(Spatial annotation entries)
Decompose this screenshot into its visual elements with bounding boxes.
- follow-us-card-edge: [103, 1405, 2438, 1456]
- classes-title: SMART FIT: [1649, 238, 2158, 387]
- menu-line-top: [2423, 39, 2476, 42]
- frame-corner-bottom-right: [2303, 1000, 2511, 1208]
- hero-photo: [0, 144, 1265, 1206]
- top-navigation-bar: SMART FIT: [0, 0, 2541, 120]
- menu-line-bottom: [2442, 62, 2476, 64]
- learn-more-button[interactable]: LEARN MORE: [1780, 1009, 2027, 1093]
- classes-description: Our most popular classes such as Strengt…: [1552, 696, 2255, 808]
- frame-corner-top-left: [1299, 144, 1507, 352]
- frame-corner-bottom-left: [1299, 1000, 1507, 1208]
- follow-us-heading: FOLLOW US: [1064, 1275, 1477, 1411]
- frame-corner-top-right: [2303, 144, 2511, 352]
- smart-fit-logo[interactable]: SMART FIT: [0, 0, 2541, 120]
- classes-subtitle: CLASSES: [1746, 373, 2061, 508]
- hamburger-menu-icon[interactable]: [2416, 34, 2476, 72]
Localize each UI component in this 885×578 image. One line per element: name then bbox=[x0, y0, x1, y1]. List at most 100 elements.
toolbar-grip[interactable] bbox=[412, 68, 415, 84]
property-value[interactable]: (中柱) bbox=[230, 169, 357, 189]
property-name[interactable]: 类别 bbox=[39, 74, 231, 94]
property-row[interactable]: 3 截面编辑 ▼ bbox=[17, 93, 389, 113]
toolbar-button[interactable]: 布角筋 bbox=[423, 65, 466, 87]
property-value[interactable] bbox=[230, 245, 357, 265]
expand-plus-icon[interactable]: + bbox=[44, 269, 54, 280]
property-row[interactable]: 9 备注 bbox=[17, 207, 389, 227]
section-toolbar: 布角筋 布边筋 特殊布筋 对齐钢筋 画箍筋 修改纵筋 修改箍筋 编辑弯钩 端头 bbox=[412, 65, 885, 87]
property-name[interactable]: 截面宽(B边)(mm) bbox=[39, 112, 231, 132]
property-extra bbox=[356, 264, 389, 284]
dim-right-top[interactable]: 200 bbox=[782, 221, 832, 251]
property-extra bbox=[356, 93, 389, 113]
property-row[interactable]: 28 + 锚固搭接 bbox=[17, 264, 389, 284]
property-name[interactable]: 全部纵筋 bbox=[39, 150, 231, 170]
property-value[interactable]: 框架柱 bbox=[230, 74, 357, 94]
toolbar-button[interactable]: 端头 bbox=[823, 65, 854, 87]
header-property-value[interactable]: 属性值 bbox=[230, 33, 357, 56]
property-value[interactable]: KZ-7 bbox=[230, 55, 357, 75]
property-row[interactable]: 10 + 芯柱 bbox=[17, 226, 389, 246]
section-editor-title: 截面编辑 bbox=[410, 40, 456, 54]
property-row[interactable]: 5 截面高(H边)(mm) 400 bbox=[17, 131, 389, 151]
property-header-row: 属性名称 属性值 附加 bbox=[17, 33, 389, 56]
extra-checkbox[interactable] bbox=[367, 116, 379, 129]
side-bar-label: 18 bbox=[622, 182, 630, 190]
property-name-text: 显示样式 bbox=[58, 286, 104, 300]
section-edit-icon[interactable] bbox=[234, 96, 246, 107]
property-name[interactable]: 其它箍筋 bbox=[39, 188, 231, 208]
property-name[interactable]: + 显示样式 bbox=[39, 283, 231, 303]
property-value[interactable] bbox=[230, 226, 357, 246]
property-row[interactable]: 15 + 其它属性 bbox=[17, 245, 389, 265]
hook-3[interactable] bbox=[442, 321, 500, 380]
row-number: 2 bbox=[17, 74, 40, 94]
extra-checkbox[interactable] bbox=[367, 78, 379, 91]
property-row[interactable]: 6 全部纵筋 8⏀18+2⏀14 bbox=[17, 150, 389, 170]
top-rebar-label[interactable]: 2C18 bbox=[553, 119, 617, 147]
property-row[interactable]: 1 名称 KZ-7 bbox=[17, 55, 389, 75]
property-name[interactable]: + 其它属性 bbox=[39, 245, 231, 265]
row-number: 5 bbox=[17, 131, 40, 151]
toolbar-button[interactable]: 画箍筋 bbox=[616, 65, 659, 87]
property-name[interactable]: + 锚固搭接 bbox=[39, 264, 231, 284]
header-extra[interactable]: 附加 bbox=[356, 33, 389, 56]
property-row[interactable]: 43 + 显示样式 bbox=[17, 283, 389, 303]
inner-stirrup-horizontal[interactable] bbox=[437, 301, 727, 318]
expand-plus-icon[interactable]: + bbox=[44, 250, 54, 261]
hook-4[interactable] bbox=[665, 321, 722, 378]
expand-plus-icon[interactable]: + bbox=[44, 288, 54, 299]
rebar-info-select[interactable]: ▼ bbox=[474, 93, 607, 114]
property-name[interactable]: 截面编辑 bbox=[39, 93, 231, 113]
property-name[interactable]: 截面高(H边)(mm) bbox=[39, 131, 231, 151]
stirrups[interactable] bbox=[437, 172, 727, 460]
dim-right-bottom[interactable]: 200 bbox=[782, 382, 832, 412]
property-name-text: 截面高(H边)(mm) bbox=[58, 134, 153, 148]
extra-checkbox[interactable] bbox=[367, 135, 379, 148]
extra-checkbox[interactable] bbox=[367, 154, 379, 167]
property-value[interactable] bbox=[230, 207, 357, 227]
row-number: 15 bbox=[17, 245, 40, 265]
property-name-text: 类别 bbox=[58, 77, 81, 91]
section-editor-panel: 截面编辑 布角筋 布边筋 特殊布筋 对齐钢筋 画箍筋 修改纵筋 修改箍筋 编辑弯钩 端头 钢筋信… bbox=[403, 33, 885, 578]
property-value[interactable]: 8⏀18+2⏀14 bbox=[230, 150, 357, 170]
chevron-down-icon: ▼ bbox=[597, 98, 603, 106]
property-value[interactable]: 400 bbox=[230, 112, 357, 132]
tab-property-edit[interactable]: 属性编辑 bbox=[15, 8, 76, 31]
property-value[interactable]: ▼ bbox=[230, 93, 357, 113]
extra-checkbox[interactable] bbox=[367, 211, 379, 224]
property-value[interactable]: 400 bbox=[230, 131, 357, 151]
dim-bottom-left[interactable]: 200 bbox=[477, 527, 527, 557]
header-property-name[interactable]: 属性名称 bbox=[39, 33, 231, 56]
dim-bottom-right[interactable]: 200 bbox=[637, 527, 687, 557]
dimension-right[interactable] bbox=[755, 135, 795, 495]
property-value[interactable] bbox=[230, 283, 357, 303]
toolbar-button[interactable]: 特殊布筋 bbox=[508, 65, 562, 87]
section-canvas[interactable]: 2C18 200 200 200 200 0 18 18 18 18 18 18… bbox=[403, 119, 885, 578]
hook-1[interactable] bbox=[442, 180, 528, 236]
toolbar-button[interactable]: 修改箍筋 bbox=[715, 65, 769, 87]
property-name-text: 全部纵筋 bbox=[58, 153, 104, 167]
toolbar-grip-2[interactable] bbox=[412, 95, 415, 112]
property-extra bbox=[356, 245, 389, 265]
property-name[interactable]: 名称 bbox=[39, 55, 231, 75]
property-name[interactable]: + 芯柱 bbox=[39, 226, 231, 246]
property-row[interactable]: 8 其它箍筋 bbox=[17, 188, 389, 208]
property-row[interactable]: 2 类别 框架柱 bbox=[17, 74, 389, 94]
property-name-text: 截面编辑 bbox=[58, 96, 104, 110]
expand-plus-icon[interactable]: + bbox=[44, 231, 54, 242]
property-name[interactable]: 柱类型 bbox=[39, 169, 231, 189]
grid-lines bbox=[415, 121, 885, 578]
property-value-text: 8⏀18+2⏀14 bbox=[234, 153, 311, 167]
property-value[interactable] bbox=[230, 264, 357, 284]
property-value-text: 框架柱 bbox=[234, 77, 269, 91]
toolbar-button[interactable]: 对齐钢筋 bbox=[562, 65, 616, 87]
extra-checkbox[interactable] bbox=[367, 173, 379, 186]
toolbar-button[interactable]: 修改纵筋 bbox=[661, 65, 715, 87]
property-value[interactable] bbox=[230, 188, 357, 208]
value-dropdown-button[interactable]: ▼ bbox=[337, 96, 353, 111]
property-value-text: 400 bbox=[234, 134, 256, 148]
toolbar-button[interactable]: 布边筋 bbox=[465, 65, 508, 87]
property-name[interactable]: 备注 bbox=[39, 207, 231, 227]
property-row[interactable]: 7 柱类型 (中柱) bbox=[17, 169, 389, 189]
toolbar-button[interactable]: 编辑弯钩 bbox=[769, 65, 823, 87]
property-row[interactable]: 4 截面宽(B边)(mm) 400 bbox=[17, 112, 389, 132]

> Short task:
Copy the lines from the start of the entries through the line containing "- frame-corner-top-right: [2303, 144, 2511, 352]". Include both of these end lines and reproduce every line verbatim.

> The result:
Decompose this screenshot into its visual elements with bounding boxes.
- follow-us-card-edge: [103, 1405, 2438, 1456]
- classes-title: SMART FIT: [1649, 238, 2158, 387]
- menu-line-top: [2423, 39, 2476, 42]
- frame-corner-bottom-right: [2303, 1000, 2511, 1208]
- hero-photo: [0, 144, 1265, 1206]
- top-navigation-bar: SMART FIT: [0, 0, 2541, 120]
- menu-line-bottom: [2442, 62, 2476, 64]
- learn-more-button[interactable]: LEARN MORE: [1780, 1009, 2027, 1093]
- classes-description: Our most popular classes such as Strengt…: [1552, 696, 2255, 808]
- frame-corner-top-left: [1299, 144, 1507, 352]
- frame-corner-bottom-left: [1299, 1000, 1507, 1208]
- follow-us-heading: FOLLOW US: [1064, 1275, 1477, 1411]
- frame-corner-top-right: [2303, 144, 2511, 352]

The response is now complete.